### [Source excerpt]
┌──

In 2022, there were 274 fatalities across America resulting from at-grade crossing collisions between trains and cars. Compared with the 42,795 people who died in motor vehicle traffic crashes in the U.S. last year, everything about trains — including crossing their tracks — is far safer. However, simple safety measures can make such crashes all but impossible.

Although malfunctioning gates and warning lights do cause some collisions at crossings, the vast majority result from impatient drivers who choose to drive around lowered gates thinking they can beat the train. That’s why the latest technology to prevent such crashes is the installation of “four-quad gates.”

With two sets of gates on both sides of the tracks, drivers can no longer swerve around the gates without damaging their cars, thus establishing a strong deterrent to risky behavior. The presence of the quad gates means passing trains will no longer be required to blast their horns when approaching the intersections.

└──

### [Supplied information]
┌──

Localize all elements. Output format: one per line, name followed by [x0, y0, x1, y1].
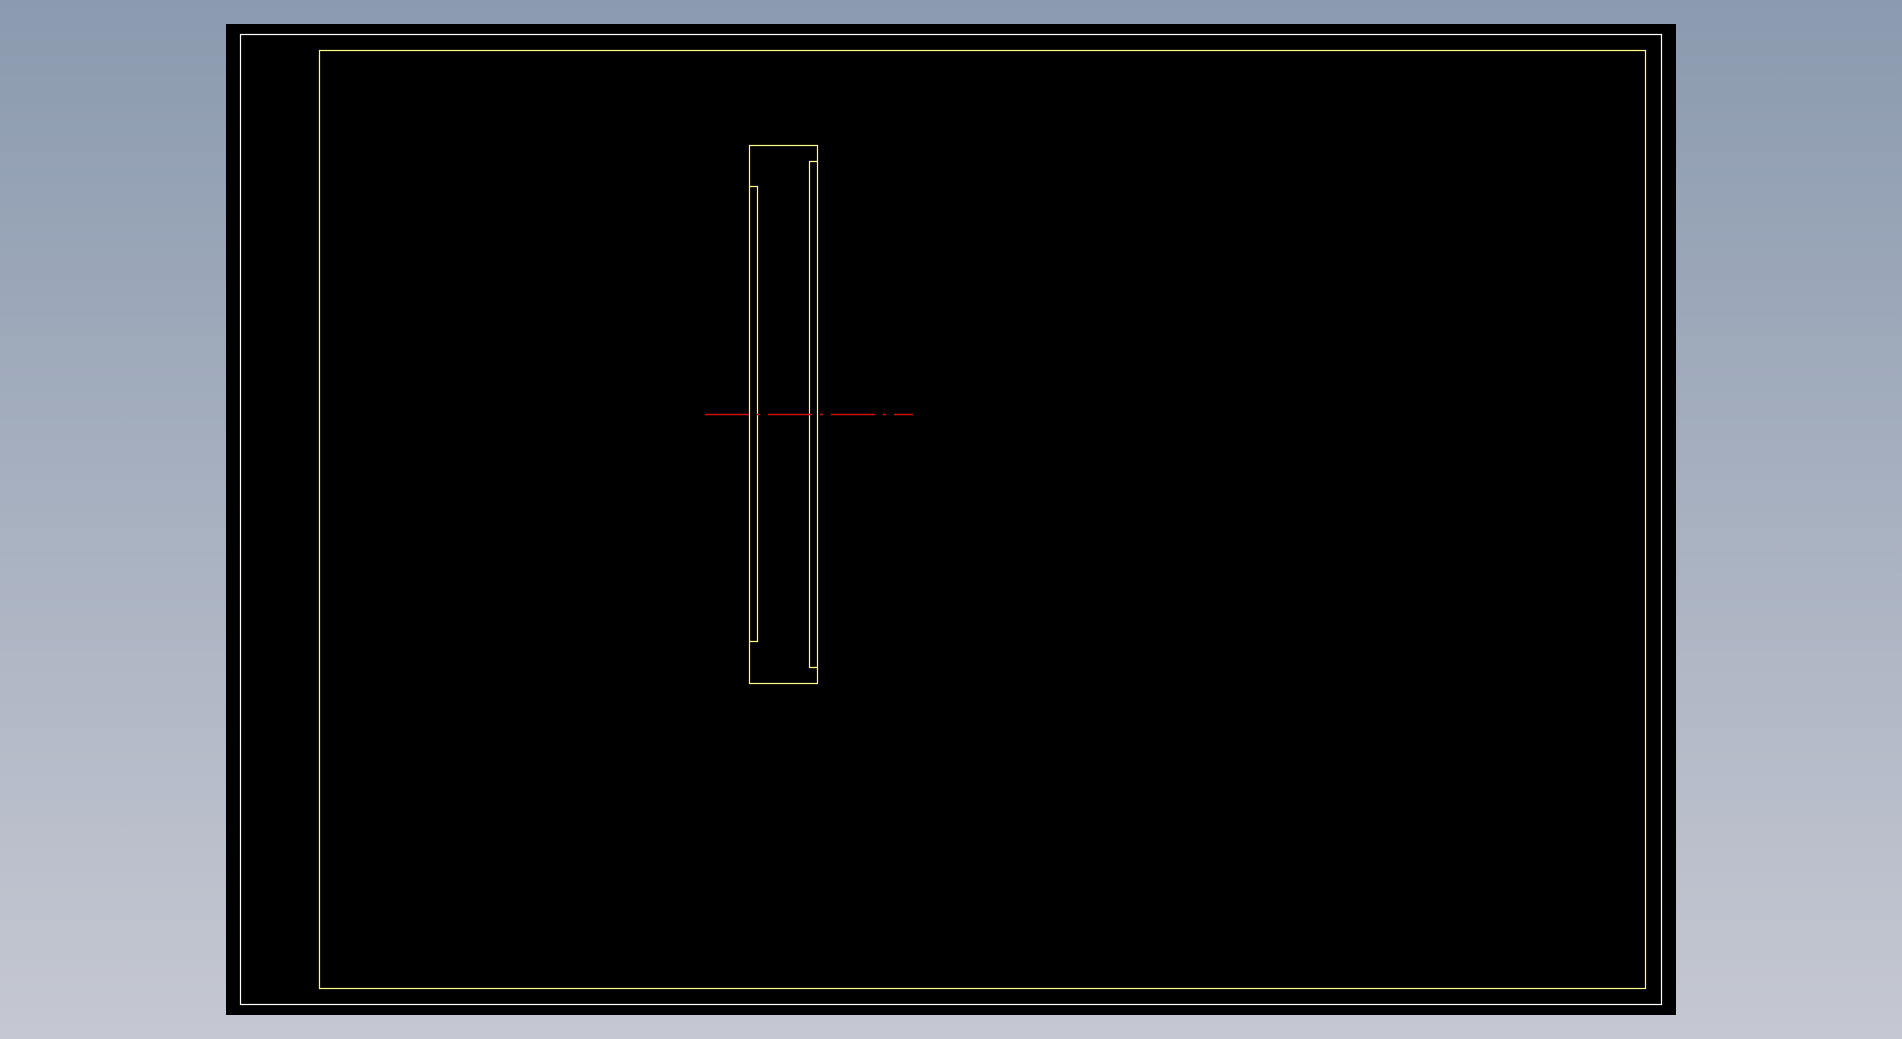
cad-viewport[interactable] — [0, 0, 1902, 1039]
drawing-canvas[interactable] — [0, 0, 1902, 1039]
drawing-sheet — [226, 24, 1676, 1015]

└──

### [To do]
1 > List every figure written in numerals in the crossing-safety text.
2 > According to the crossing-safety text, how many fatalities across America resulted from at-grade crossing collisions between trains and cars in 2022?
3 > Rewrite the part of the crossing-safety text that opens with the words containing "In 2022, there" and closes with "all but impossible.", replacing "trains" with "locomotives".
The data is not needed for any of this work.

### [Responses per task]
1 > 2022, 274, 42,795

2 > 274 fatalities.

3 >
In 2022, there were 274 fatalities across America resulting from at-grade crossing collisions between locomotives and cars. Compared with the 42,795 people who died in motor vehicle traffic crashes in the U.S. last year, everything about locomotives — including crossing their tracks — is far safer. However, simple safety measures can make such crashes all but impossible.